━━ Task input ━━

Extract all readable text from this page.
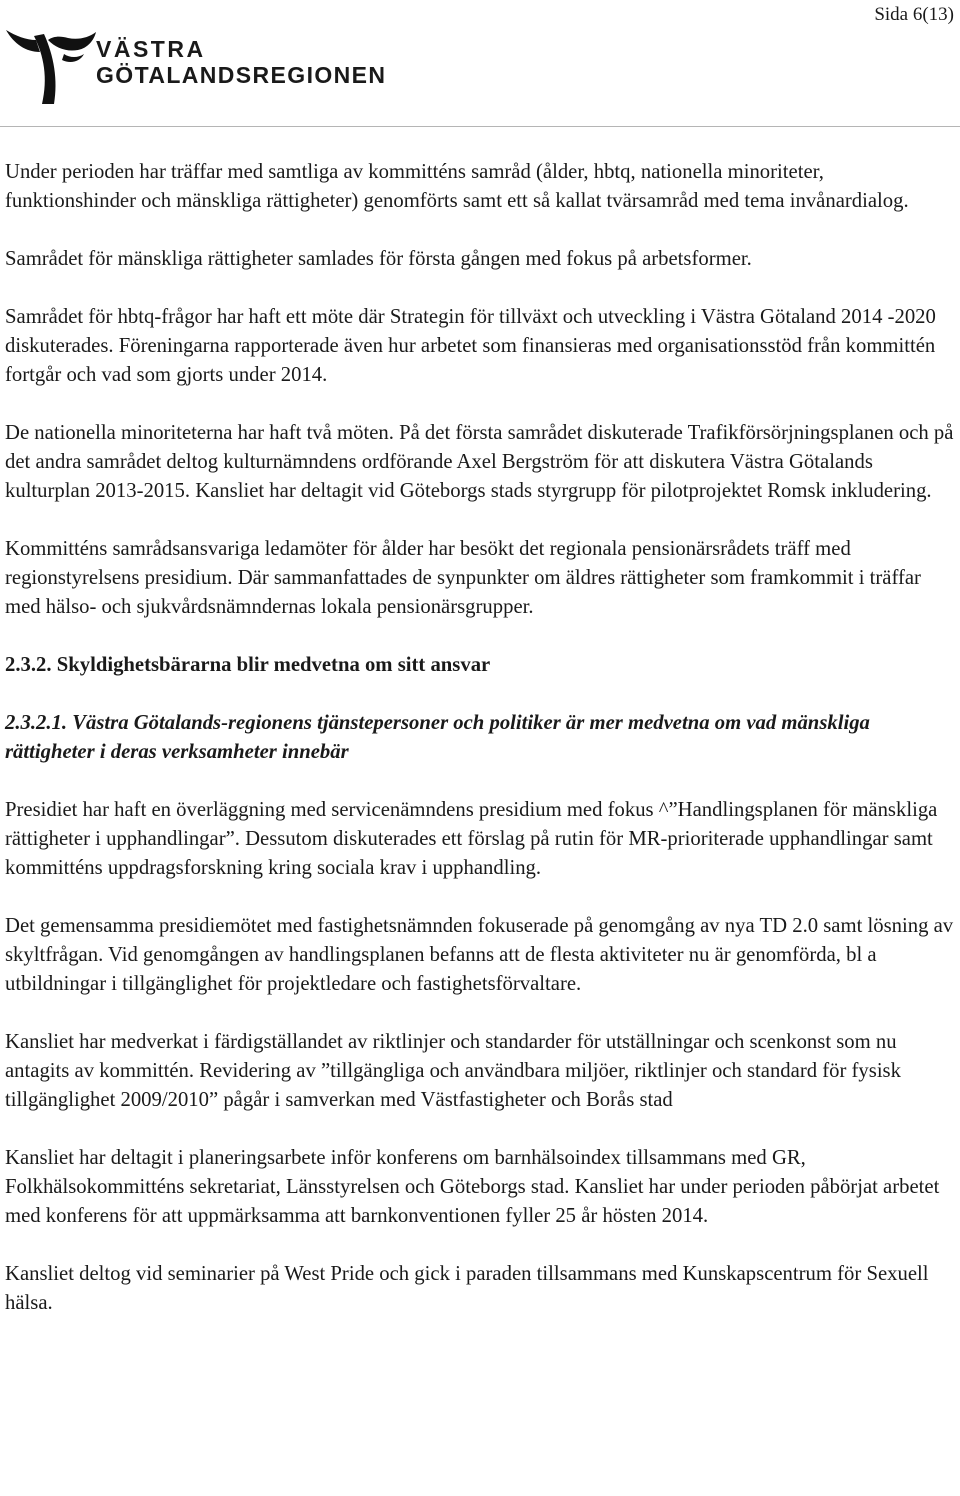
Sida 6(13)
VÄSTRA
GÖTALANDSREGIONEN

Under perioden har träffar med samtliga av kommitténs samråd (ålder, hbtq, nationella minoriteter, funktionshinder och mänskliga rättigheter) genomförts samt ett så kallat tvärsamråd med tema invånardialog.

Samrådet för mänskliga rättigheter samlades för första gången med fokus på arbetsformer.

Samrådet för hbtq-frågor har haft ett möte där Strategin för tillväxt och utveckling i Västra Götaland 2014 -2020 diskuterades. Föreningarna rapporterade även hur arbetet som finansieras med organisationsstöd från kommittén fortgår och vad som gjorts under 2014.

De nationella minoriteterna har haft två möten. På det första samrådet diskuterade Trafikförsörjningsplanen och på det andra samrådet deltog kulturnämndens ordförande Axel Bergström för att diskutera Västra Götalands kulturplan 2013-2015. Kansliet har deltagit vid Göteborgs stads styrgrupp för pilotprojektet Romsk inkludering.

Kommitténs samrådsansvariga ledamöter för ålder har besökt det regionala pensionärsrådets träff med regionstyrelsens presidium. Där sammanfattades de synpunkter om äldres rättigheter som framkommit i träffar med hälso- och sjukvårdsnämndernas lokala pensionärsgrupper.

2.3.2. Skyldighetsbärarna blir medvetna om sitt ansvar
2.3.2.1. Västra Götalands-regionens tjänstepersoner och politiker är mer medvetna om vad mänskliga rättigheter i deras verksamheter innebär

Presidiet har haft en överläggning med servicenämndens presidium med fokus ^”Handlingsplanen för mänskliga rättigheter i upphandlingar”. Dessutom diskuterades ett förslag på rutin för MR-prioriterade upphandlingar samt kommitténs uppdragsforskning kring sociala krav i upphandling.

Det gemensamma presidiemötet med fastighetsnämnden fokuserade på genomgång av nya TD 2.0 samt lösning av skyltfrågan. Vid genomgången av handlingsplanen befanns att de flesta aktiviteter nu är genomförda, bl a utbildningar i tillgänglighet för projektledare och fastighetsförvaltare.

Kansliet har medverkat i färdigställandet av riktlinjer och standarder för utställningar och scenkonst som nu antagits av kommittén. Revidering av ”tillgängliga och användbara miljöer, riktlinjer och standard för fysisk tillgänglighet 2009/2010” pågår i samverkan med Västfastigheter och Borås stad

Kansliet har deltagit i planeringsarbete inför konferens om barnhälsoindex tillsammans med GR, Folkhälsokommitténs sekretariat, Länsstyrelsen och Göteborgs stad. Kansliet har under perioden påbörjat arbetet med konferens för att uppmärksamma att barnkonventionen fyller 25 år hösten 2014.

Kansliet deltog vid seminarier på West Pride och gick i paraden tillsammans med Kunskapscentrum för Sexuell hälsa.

━━━

* What is required: Could you repeat the data exactly, omitting its pictures?

* Completed task:
Extract all readable text from this page.
Sida 6(13)
VÄSTRA
GÖTALANDSREGIONEN

Under perioden har träffar med samtliga av kommitténs samråd (ålder, hbtq, nationella minoriteter, funktionshinder och mänskliga rättigheter) genomförts samt ett så kallat tvärsamråd med tema invånardialog.

Samrådet för mänskliga rättigheter samlades för första gången med fokus på arbetsformer.

Samrådet för hbtq-frågor har haft ett möte där Strategin för tillväxt och utveckling i Västra Götaland 2014 -2020 diskuterades. Föreningarna rapporterade även hur arbetet som finansieras med organisationsstöd från kommittén fortgår och vad som gjorts under 2014.

De nationella minoriteterna har haft två möten. På det första samrådet diskuterade Trafikförsörjningsplanen och på det andra samrådet deltog kulturnämndens ordförande Axel Bergström för att diskutera Västra Götalands kulturplan 2013-2015. Kansliet har deltagit vid Göteborgs stads styrgrupp för pilotprojektet Romsk inkludering.

Kommitténs samrådsansvariga ledamöter för ålder har besökt det regionala pensionärsrådets träff med regionstyrelsens presidium. Där sammanfattades de synpunkter om äldres rättigheter som framkommit i träffar med hälso- och sjukvårdsnämndernas lokala pensionärsgrupper.

2.3.2. Skyldighetsbärarna blir medvetna om sitt ansvar
2.3.2.1. Västra Götalands-regionens tjänstepersoner och politiker är mer medvetna om vad mänskliga rättigheter i deras verksamheter innebär

Presidiet har haft en överläggning med servicenämndens presidium med fokus ^”Handlingsplanen för mänskliga rättigheter i upphandlingar”. Dessutom diskuterades ett förslag på rutin för MR-prioriterade upphandlingar samt kommitténs uppdragsforskning kring sociala krav i upphandling.

Det gemensamma presidiemötet med fastighetsnämnden fokuserade på genomgång av nya TD 2.0 samt lösning av skyltfrågan. Vid genomgången av handlingsplanen befanns att de flesta aktiviteter nu är genomförda, bl a utbildningar i tillgänglighet för projektledare och fastighetsförvaltare.

Kansliet har medverkat i färdigställandet av riktlinjer och standarder för utställningar och scenkonst som nu antagits av kommittén. Revidering av ”tillgängliga och användbara miljöer, riktlinjer och standard för fysisk tillgänglighet 2009/2010” pågår i samverkan med Västfastigheter och Borås stad

Kansliet har deltagit i planeringsarbete inför konferens om barnhälsoindex tillsammans med GR, Folkhälsokommitténs sekretariat, Länsstyrelsen och Göteborgs stad. Kansliet har under perioden påbörjat arbetet med konferens för att uppmärksamma att barnkonventionen fyller 25 år hösten 2014.

Kansliet deltog vid seminarier på West Pride och gick i paraden tillsammans med Kunskapscentrum för Sexuell hälsa.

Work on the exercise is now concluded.